OBJECTIVE:
Work through the data line by line, gathering every line that has the word "contact".

[Dataset items]

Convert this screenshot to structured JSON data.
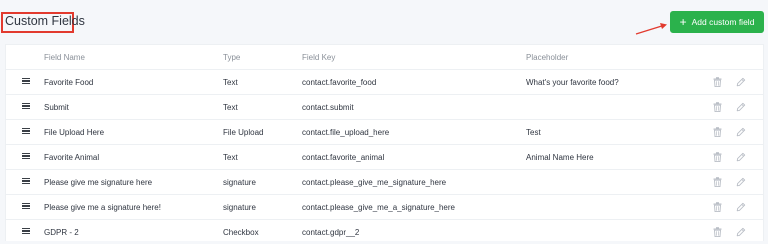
{
  "header": {
    "title": "Custom Fields",
    "add_button_label": "Add custom field",
    "add_button_icon": "plus-icon"
  },
  "colors": {
    "accent": "#2bb24c",
    "highlight": "#e23a2e",
    "background": "#f5f7fa"
  },
  "table": {
    "columns": [
      "Field Name",
      "Type",
      "Field Key",
      "Placeholder"
    ],
    "rows": [
      {
        "name": "Favorite Food",
        "type": "Text",
        "key": "contact.favorite_food",
        "placeholder": "What's your favorite food?"
      },
      {
        "name": "Submit",
        "type": "Text",
        "key": "contact.submit",
        "placeholder": ""
      },
      {
        "name": "File Upload Here",
        "type": "File Upload",
        "key": "contact.file_upload_here",
        "placeholder": "Test"
      },
      {
        "name": "Favorite Animal",
        "type": "Text",
        "key": "contact.favorite_animal",
        "placeholder": "Animal Name Here"
      },
      {
        "name": "Please give me signature here",
        "type": "signature",
        "key": "contact.please_give_me_signature_here",
        "placeholder": ""
      },
      {
        "name": "Please give me a signature here!",
        "type": "signature",
        "key": "contact.please_give_me_a_signature_here",
        "placeholder": ""
      },
      {
        "name": "GDPR - 2",
        "type": "Checkbox",
        "key": "contact.gdpr__2",
        "placeholder": ""
      }
    ],
    "row_icons": [
      "drag-handle-icon",
      "trash-icon",
      "pencil-icon"
    ]
  }
}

WRITTEN ANSWER:
        "key": "contact.favorite_food",
        "key": "contact.submit",
        "key": "contact.file_upload_here",
        "key": "contact.favorite_animal",
        "key": "contact.please_give_me_signature_here",
        "key": "contact.please_give_me_a_signature_here",
        "key": "contact.gdpr__2",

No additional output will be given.